Element-and-box listings
···

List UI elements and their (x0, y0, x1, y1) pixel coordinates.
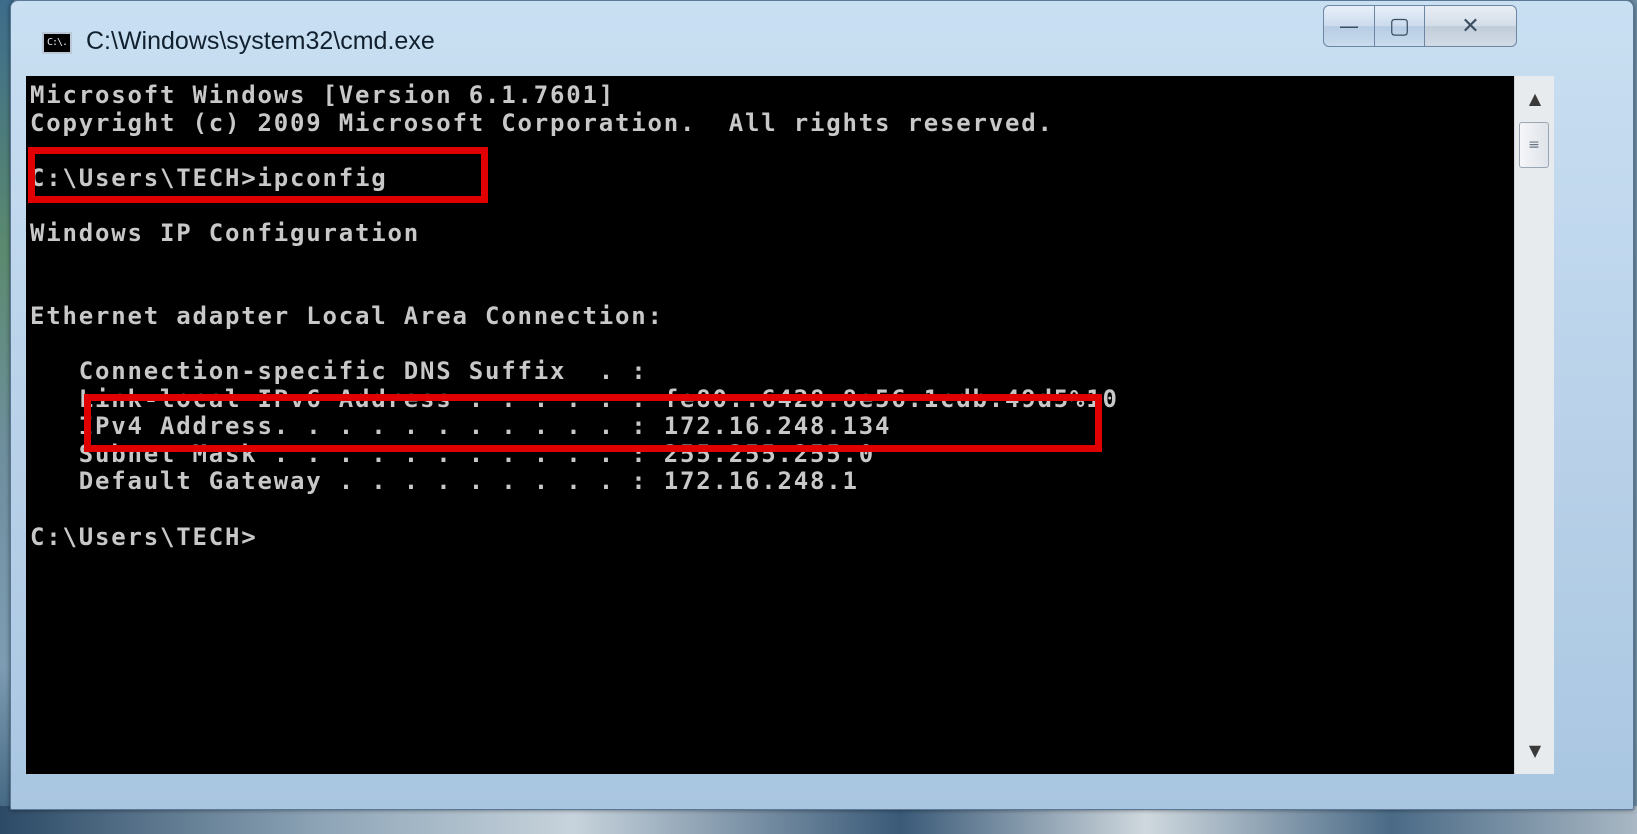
title-bar[interactable]: C:\. C:\Windows\system32\cmd.exe — ▢ ✕ (11, 1, 1633, 79)
highlight-box-command (28, 147, 488, 203)
scroll-thumb[interactable]: ≡ (1519, 122, 1549, 168)
vertical-scrollbar[interactable]: ▲ ≡ ▼ (1514, 76, 1554, 774)
console-prompt: C:\Users\TECH> (30, 522, 258, 551)
highlight-box-ipv4 (84, 394, 1102, 452)
maximize-button[interactable]: ▢ (1375, 5, 1425, 47)
window-title: C:\Windows\system32\cmd.exe (86, 27, 435, 55)
close-icon: ✕ (1461, 13, 1480, 39)
close-button[interactable]: ✕ (1425, 5, 1517, 47)
taskbar (0, 806, 1637, 834)
scroll-up-icon[interactable]: ▲ (1519, 84, 1551, 114)
maximize-icon: ▢ (1389, 13, 1410, 39)
minimize-icon: — (1339, 14, 1359, 38)
console-line: Windows IP Configuration (30, 218, 420, 247)
console-line: Ethernet adapter Local Area Connection: (30, 301, 664, 330)
console-line: Default Gateway . . . . . . . . . : 172.… (30, 467, 859, 496)
console-output[interactable]: Microsoft Windows [Version 6.1.7601] Cop… (26, 76, 1514, 774)
minimize-button[interactable]: — (1323, 5, 1375, 47)
console-line: Microsoft Windows [Version 6.1.7601] (30, 81, 615, 109)
cmd-icon[interactable]: C:\. (42, 32, 72, 54)
console-line: Connection-specific DNS Suffix . : (30, 356, 648, 385)
console-line: Copyright (c) 2009 Microsoft Corporation… (30, 108, 1054, 137)
scroll-down-icon[interactable]: ▼ (1519, 736, 1551, 766)
caption-buttons: — ▢ ✕ (1323, 5, 1517, 47)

···

→ Instructions to follow
Output every line of the listing above exactly as it appears, leaving out the picture.

→ Response to the exercise
List UI elements and their (x0, y0, x1, y1) pixel coordinates.
title-bar[interactable]: C:\. C:\Windows\system32\cmd.exe — ▢ ✕ (11, 1, 1633, 79)
highlight-box-command (28, 147, 488, 203)
scroll-thumb[interactable]: ≡ (1519, 122, 1549, 168)
vertical-scrollbar[interactable]: ▲ ≡ ▼ (1514, 76, 1554, 774)
console-prompt: C:\Users\TECH> (30, 522, 258, 551)
highlight-box-ipv4 (84, 394, 1102, 452)
maximize-button[interactable]: ▢ (1375, 5, 1425, 47)
window-title: C:\Windows\system32\cmd.exe (86, 27, 435, 55)
close-icon: ✕ (1461, 13, 1480, 39)
close-button[interactable]: ✕ (1425, 5, 1517, 47)
taskbar (0, 806, 1637, 834)
scroll-up-icon[interactable]: ▲ (1519, 84, 1551, 114)
maximize-icon: ▢ (1389, 13, 1410, 39)
minimize-icon: — (1339, 14, 1359, 38)
console-line: Windows IP Configuration (30, 218, 420, 247)
console-line: Ethernet adapter Local Area Connection: (30, 301, 664, 330)
console-line: Default Gateway . . . . . . . . . : 172.… (30, 467, 859, 496)
console-output[interactable]: Microsoft Windows [Version 6.1.7601] Cop… (26, 76, 1514, 774)
minimize-button[interactable]: — (1323, 5, 1375, 47)
console-line: Microsoft Windows [Version 6.1.7601] (30, 81, 615, 109)
cmd-icon[interactable]: C:\. (42, 32, 72, 54)
console-line: Connection-specific DNS Suffix . : (30, 356, 648, 385)
console-line: Copyright (c) 2009 Microsoft Corporation… (30, 108, 1054, 137)
scroll-down-icon[interactable]: ▼ (1519, 736, 1551, 766)
caption-buttons: — ▢ ✕ (1323, 5, 1517, 47)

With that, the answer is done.